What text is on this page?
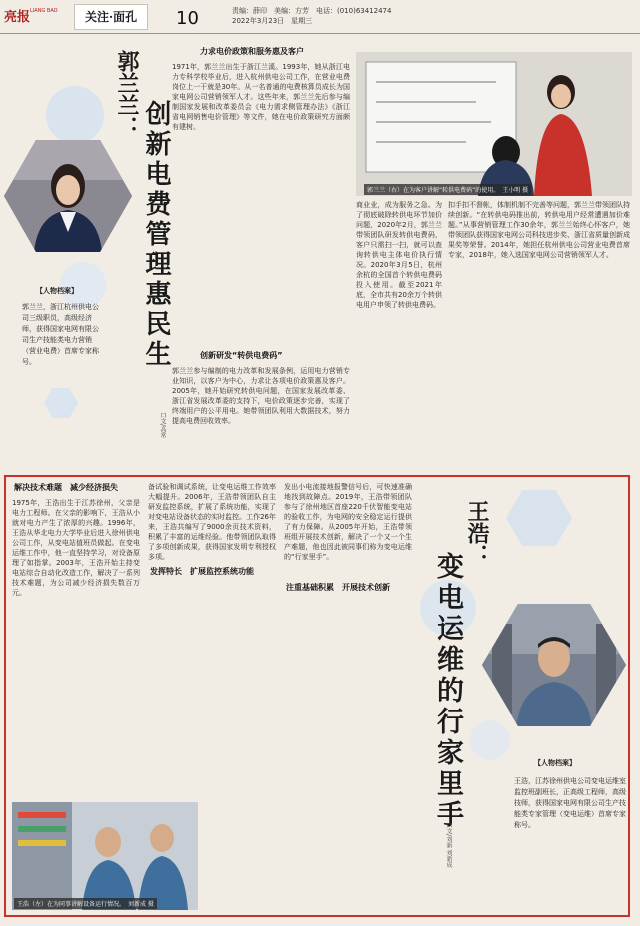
亮报 LIANG BAO	关注·面孔	10	责编：薛印　美编：方芳　电话：(010)63412474
2022年3月23日　星期三
郭兰兰：
创新电费管理惠民生
【人物档案】
郭兰兰，浙江杭州供电公司三级职员，高级经济师，获得国家电网有限公司生产技能类电力营销（营业电费）首席专家称号。
口文/高常
力求电价政策和服务惠及客户
1971年，郭兰兰出生于浙江兰溪。1993年，她从浙江电力专科学校毕业后，进入杭州供电公司工作，在营业电费岗位上一干就是30年。从一名普通的电费核算员成长为国家电网公司营销领军人才。这些年来，郭兰兰先后参与编制国家发展和改革委员会《电力需求侧管理办法》《浙江省电网销售电价管理》等文件，她在电价政策研究方面颇有建树。
创新研发“转供电费码”
郭兰兰参与编制的电力改革和发展条例，运用电力营销专业知识，以客户为中心，力求让各项电价政策惠及客户。2005年，她开始研究转供电问题，在国家发展改革委、浙江省发展改革委的支持下，电价政策逐步完善，实现了终端用户的公平用电。她带领团队利用大数据技术，努力提高电费回收效率。
郭兰兰（右）在为客户讲解“转供电费码”的使用。　王小明 摄
商业业，成为服务之急。为了彻底破除转供电环节加价问题，2020年2月，郭兰兰带领团队研发转供电费码，客户只需扫一扫，就可以查询转供电主体电价执行情况。2020年3月5日，杭州余杭的全国首个转供电费码投入使用。截至2021年底，全市共有20余万个转供电用户申领了转供电费码。
扣手扣不督帐，体制机制不完善等问题，郭兰兰带领团队持续创新。“在转供电码推出前，转供电用户经常遭遇加价难题。”从事营销管理工作30余年，郭兰兰始终心怀客户，她带领团队获得国家电网公司科技进步奖、浙江省质量创新成果奖等荣誉。2014年，她担任杭州供电公司营业电费首席专家，2018年，她入选国家电网公司营销领军人才。
解决技术难题　减少经济损失
1975年，王浩出生于江苏徐州，父亲是电力工程师。在父亲的影响下，王浩从小就对电力产生了浓厚的兴趣。1996年，王浩从华北电力大学毕业后进入徐州供电公司工作，从变电站值班员做起。在变电运维工作中，他一直坚持学习，对设备原理了如指掌。2003年，王浩开始主持变电站综合自动化改造工作，解决了一系列技术难题，为公司减少经济损失数百万元。
发挥特长　扩展监控系统功能
备试验和调试系统，让变电运维工作效率大幅提升。2006年，王浩带领团队自主研发监控系统，扩展了系统功能，实现了对变电站设备状态的实时监控。工作26年来，王浩共编写了9000余页技术资料，积累了丰富的运维经验。他带领团队取得了多项创新成果，获得国家发明专利授权多项。
注重基础积累　开展技术创新
发出小电流接地报警信号后，可快速准确地找到故障点。2019年，王浩带领团队参与了徐州地区首座220千伏智能变电站的验收工作，为电网的安全稳定运行提供了有力保障。从2005年开始，王浩带领班组开展技术创新，解决了一个又一个生产难题，他也因此被同事们称为变电运维的“行家里手”。	王浩：
变电运维的行家里手	【人物档案】
王浩，江苏徐州供电公司变电运维室监控班副班长，正高级工程师，高级技师，获得国家电网有限公司生产技能类专家管理（变电运维）首席专家称号。
口文/刘新 刘新成
王浩（左）在为同事讲解设备运行情况。　刘新成 摄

------------------------------------------------------------

Task instructions
Gather every line containing the word "首席专家称号" and copy it.

Output for this exercise
郭兰兰，浙江杭州供电公司三级职员，高级经济师，获得国家电网有限公司生产技能类电力营销（营业电费）首席专家称号。
王浩，江苏徐州供电公司变电运维室监控班副班长，正高级工程师，高级技师，获得国家电网有限公司生产技能类专家管理（变电运维）首席专家称号。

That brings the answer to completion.